Dataset records
* Begin *

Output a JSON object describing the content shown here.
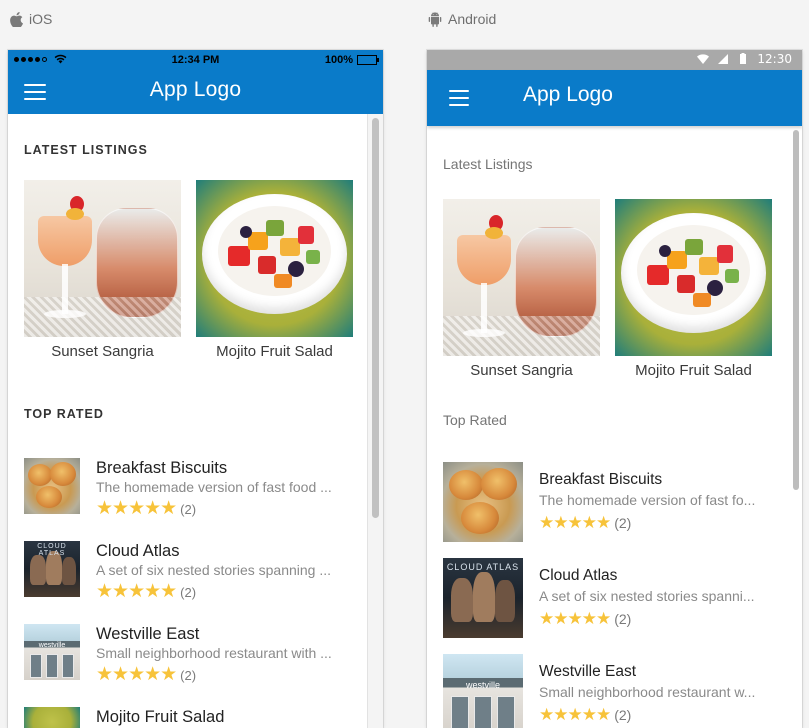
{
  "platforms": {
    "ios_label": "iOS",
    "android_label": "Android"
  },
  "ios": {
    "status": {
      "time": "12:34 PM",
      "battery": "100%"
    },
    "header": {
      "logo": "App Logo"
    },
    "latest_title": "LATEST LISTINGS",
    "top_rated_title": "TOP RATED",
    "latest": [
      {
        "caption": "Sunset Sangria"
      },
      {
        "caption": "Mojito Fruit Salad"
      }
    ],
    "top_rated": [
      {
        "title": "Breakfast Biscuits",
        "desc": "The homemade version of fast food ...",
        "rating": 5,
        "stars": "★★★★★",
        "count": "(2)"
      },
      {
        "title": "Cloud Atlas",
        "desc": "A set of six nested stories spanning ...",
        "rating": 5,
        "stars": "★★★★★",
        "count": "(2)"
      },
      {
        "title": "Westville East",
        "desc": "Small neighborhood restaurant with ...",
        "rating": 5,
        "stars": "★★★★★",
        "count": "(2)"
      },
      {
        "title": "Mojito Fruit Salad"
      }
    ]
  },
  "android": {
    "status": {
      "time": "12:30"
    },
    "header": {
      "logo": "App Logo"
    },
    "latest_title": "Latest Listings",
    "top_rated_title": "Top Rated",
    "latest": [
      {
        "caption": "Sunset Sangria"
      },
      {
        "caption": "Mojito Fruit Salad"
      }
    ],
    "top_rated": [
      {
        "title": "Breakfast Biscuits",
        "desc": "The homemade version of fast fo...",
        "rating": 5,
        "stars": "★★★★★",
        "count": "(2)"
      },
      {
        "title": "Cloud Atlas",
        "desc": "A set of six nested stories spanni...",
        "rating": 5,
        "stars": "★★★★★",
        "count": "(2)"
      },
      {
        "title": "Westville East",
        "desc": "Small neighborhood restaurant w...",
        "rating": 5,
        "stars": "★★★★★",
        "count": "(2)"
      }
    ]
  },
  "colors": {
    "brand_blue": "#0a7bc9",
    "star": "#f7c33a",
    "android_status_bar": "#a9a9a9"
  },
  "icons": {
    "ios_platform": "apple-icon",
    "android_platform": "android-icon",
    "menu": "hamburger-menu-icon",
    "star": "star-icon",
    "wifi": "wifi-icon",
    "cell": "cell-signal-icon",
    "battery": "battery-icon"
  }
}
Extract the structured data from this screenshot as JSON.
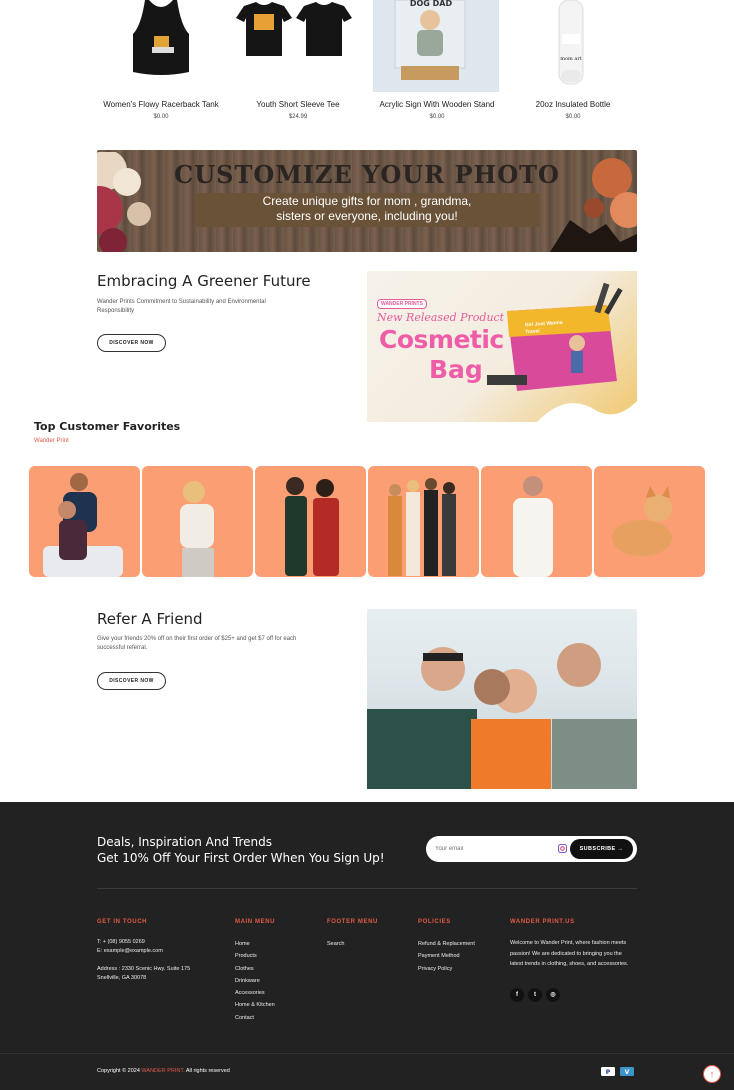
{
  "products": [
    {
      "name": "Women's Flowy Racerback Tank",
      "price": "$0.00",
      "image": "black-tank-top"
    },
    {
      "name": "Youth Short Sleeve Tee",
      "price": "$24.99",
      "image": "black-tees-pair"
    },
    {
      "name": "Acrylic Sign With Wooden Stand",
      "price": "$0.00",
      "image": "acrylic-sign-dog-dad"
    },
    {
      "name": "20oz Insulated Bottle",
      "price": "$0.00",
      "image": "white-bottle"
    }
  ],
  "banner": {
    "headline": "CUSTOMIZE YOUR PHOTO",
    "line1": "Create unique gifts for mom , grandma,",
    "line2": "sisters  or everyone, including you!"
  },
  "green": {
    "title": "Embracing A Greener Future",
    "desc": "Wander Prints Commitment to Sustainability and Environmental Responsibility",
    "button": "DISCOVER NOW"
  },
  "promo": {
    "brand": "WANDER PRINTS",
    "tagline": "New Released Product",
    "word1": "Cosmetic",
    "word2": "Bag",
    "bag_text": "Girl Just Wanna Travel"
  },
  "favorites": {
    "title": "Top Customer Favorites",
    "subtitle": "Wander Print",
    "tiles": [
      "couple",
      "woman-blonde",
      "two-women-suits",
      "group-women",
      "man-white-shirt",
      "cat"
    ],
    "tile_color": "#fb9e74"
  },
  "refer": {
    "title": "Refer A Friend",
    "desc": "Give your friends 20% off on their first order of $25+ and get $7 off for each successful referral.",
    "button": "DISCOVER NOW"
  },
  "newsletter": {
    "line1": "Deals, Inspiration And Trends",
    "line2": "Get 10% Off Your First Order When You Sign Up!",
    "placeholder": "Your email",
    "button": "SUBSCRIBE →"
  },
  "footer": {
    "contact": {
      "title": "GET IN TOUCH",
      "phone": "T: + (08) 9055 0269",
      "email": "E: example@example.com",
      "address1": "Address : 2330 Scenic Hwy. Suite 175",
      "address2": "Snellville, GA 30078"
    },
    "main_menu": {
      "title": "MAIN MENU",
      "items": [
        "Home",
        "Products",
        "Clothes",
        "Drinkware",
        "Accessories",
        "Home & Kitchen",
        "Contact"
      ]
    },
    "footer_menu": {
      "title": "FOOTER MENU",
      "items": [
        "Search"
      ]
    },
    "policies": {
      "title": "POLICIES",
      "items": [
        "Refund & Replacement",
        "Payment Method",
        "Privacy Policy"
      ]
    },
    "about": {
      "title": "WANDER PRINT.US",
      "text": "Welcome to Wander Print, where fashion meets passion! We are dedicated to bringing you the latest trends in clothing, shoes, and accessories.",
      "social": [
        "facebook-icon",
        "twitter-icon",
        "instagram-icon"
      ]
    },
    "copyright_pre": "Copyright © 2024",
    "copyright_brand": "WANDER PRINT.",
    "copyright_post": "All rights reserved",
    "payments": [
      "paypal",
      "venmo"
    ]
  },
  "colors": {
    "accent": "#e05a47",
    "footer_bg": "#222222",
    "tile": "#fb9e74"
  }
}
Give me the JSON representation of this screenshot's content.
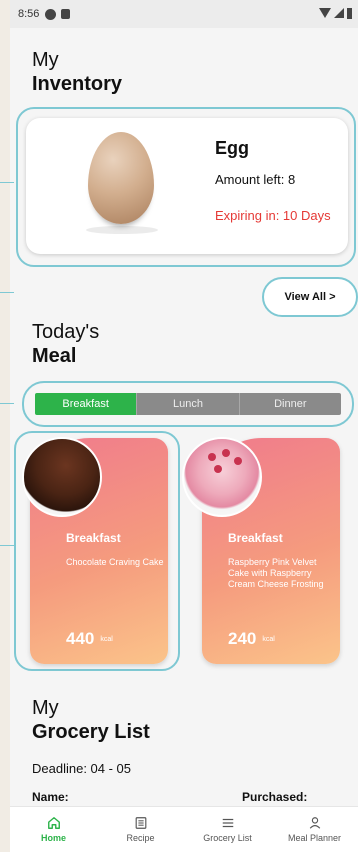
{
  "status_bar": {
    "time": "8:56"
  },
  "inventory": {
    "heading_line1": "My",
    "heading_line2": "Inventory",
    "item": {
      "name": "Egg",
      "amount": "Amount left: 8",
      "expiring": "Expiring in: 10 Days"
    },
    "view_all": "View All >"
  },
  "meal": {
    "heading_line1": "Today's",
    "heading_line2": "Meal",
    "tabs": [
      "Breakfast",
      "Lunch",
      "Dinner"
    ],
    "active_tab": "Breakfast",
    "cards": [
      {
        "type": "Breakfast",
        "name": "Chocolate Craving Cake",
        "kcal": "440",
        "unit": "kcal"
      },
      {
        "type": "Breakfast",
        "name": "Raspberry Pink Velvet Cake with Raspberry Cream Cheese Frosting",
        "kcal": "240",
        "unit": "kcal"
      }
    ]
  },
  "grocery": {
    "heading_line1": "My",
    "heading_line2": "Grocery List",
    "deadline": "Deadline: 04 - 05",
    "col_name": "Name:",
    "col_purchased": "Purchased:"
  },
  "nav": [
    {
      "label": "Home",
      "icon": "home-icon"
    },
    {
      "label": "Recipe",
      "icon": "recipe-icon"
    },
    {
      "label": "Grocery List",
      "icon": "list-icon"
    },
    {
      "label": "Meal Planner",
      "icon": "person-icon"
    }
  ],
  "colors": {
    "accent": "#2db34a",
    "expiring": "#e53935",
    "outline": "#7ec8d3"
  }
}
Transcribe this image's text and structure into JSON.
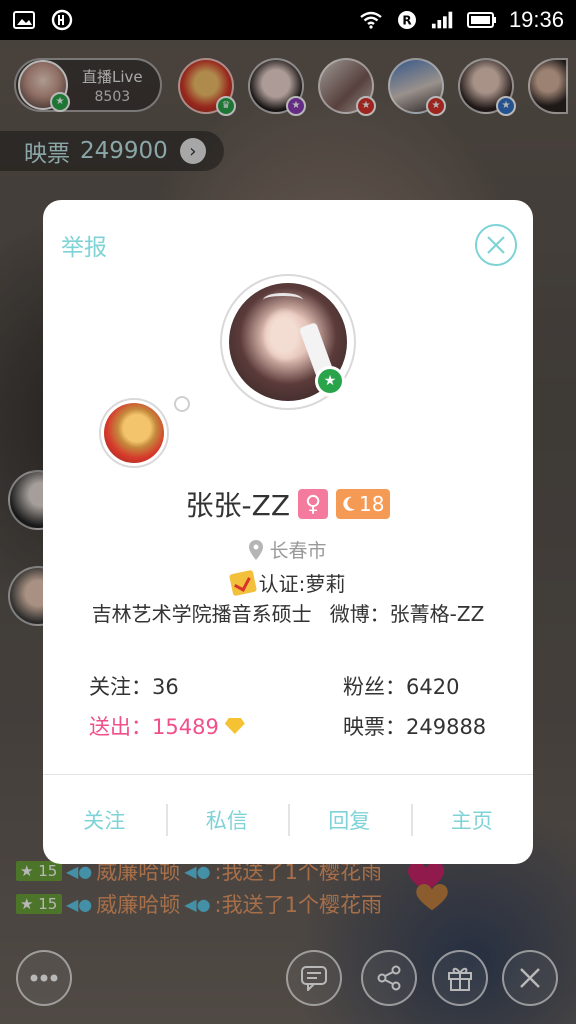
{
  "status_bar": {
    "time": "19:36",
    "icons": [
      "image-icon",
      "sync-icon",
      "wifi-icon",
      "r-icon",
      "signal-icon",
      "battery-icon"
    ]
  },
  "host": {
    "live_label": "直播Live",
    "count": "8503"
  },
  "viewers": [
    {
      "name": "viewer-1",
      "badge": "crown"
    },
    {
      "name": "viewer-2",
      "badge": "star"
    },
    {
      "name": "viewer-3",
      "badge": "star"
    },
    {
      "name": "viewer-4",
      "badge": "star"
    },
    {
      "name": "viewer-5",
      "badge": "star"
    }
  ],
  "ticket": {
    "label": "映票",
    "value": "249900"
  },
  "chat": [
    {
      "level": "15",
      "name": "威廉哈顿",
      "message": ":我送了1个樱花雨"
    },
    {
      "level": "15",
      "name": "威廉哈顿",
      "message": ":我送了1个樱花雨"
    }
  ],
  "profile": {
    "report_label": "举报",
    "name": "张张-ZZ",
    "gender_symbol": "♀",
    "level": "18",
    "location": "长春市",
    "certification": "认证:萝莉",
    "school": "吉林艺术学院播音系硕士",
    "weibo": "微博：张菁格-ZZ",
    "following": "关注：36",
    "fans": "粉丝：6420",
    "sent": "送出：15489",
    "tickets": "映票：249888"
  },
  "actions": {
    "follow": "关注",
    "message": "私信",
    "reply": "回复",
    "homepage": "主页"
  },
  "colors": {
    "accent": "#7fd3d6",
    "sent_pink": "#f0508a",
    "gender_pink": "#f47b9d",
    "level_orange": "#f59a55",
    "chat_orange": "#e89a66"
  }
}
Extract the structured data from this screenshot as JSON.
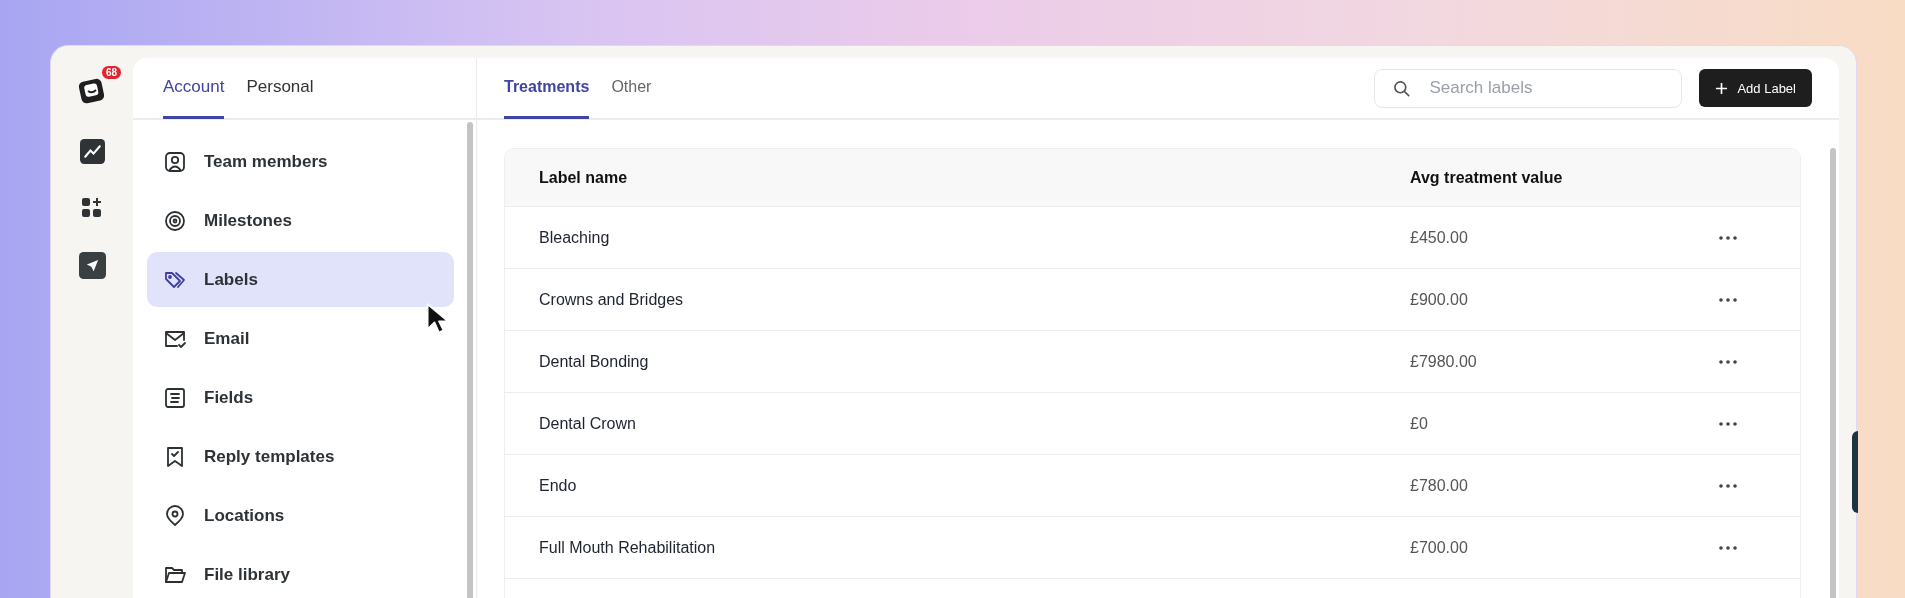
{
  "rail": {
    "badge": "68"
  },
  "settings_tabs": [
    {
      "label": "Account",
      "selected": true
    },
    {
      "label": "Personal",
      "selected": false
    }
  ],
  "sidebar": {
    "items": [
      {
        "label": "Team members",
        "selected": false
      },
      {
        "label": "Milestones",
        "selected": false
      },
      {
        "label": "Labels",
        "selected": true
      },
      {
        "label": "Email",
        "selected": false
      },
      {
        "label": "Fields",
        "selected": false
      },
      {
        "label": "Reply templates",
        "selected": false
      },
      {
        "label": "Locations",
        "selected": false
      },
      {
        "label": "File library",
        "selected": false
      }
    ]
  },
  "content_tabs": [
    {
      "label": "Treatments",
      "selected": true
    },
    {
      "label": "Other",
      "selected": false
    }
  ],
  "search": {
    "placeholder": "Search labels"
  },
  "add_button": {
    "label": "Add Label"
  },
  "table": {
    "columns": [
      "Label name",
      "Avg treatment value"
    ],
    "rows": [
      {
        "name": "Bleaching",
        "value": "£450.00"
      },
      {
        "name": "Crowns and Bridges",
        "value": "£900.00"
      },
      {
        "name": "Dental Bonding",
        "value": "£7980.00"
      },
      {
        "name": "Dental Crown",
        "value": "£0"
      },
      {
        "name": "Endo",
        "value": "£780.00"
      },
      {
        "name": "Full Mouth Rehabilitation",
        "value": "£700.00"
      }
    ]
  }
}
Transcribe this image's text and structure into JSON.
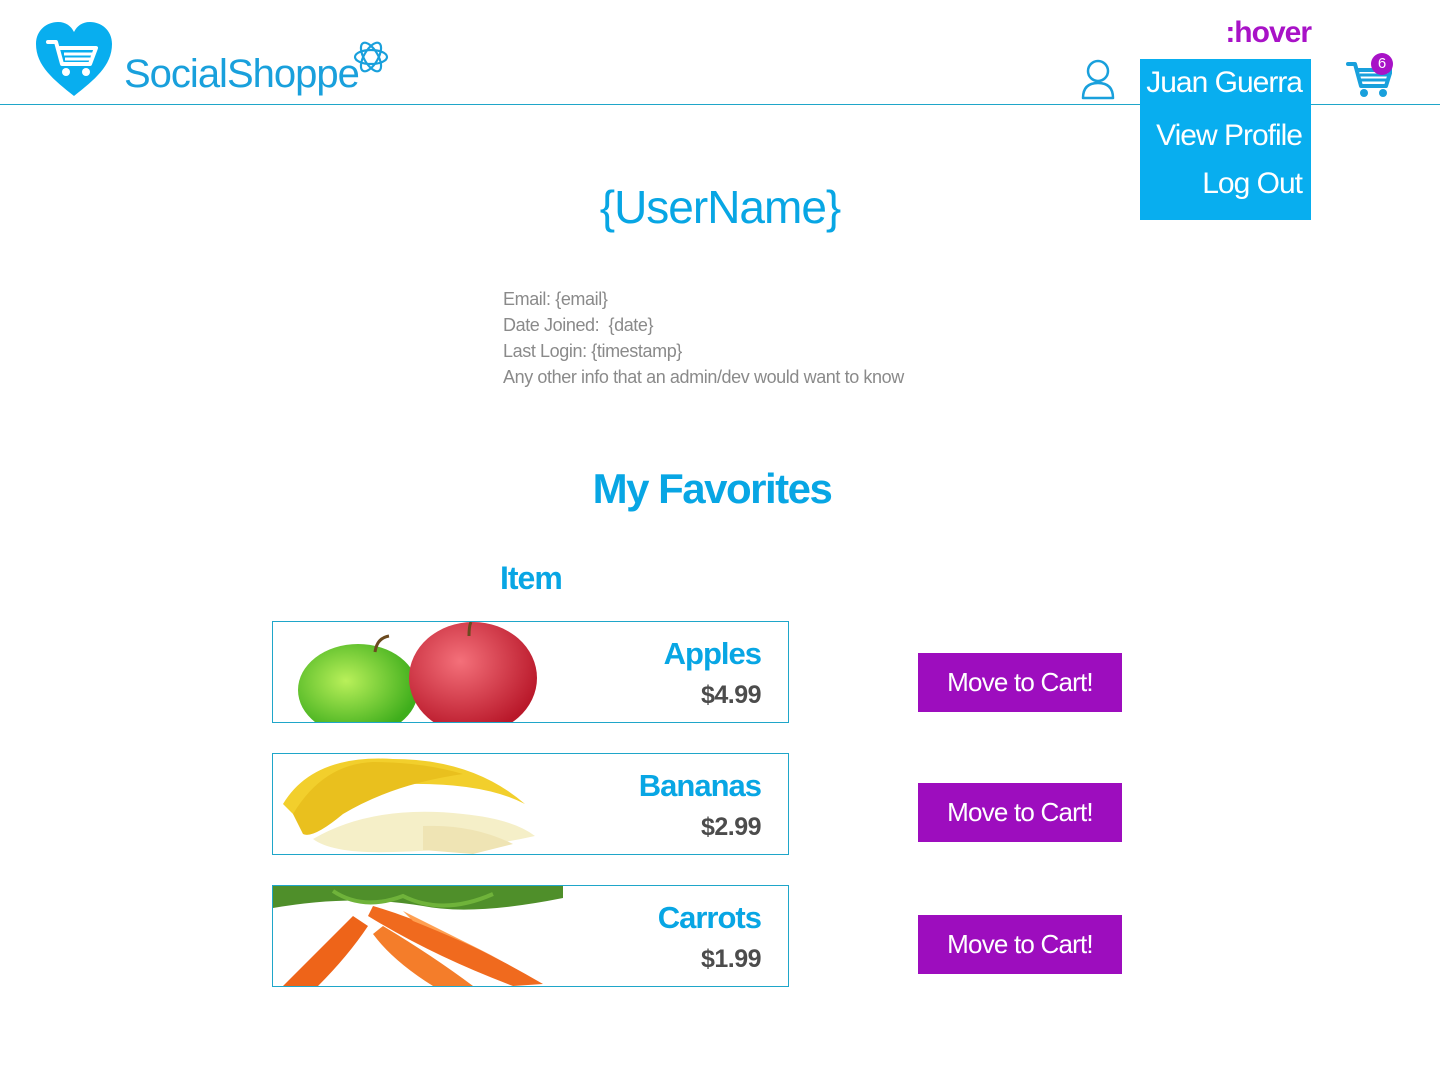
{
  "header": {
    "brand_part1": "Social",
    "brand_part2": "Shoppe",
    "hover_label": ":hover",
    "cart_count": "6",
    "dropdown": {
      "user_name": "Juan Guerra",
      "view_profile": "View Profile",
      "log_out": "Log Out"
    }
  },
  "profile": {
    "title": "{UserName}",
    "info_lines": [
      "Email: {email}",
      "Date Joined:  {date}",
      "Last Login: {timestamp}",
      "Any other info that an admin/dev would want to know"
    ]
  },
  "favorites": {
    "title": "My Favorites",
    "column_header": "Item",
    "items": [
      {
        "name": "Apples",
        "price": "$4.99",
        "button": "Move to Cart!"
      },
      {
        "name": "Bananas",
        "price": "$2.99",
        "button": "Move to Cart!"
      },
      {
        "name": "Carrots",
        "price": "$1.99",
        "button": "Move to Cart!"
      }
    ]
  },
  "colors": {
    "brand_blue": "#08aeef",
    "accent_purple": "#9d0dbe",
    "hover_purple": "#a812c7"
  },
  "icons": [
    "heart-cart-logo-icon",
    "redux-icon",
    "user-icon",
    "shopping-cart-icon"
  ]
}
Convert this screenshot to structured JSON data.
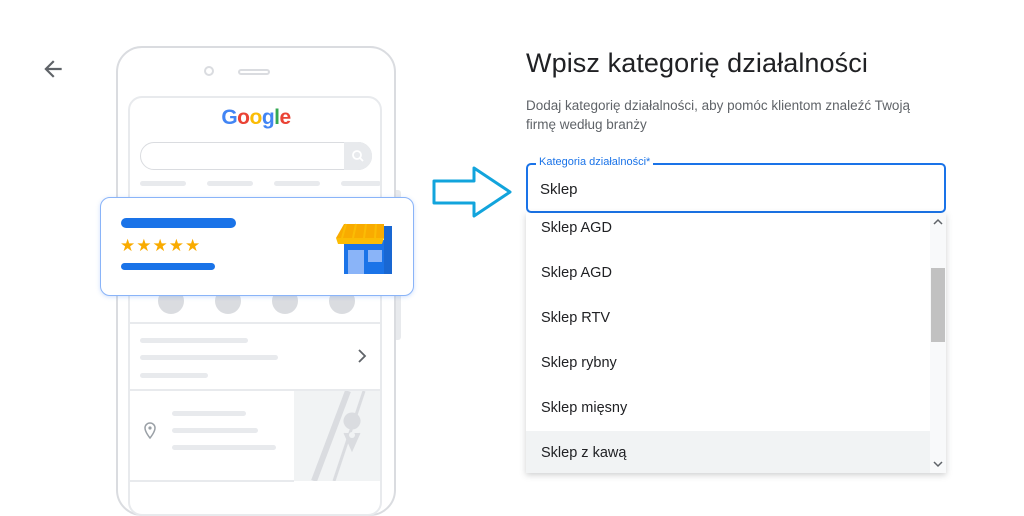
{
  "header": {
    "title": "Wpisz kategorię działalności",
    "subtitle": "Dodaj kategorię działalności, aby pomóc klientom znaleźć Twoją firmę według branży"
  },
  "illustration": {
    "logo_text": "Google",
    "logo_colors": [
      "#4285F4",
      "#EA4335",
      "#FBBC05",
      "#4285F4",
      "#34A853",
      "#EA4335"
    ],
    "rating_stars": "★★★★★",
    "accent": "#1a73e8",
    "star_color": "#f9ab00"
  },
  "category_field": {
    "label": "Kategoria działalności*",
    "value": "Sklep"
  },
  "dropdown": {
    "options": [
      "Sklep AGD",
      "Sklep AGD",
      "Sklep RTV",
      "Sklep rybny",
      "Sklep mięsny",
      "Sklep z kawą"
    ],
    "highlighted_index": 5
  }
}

* End *

### Exercise goal
Copy out exactly the lines between the line containing "Convert this screenshot" and the end of the entries, including both, and leave the pictures behind.

### Complete answer
Convert this screenshot to structured JSON data.
{
  "header": {
    "title": "Wpisz kategorię działalności",
    "subtitle": "Dodaj kategorię działalności, aby pomóc klientom znaleźć Twoją firmę według branży"
  },
  "illustration": {
    "logo_text": "Google",
    "logo_colors": [
      "#4285F4",
      "#EA4335",
      "#FBBC05",
      "#4285F4",
      "#34A853",
      "#EA4335"
    ],
    "rating_stars": "★★★★★",
    "accent": "#1a73e8",
    "star_color": "#f9ab00"
  },
  "category_field": {
    "label": "Kategoria działalności*",
    "value": "Sklep"
  },
  "dropdown": {
    "options": [
      "Sklep AGD",
      "Sklep AGD",
      "Sklep RTV",
      "Sklep rybny",
      "Sklep mięsny",
      "Sklep z kawą"
    ],
    "highlighted_index": 5
  }
}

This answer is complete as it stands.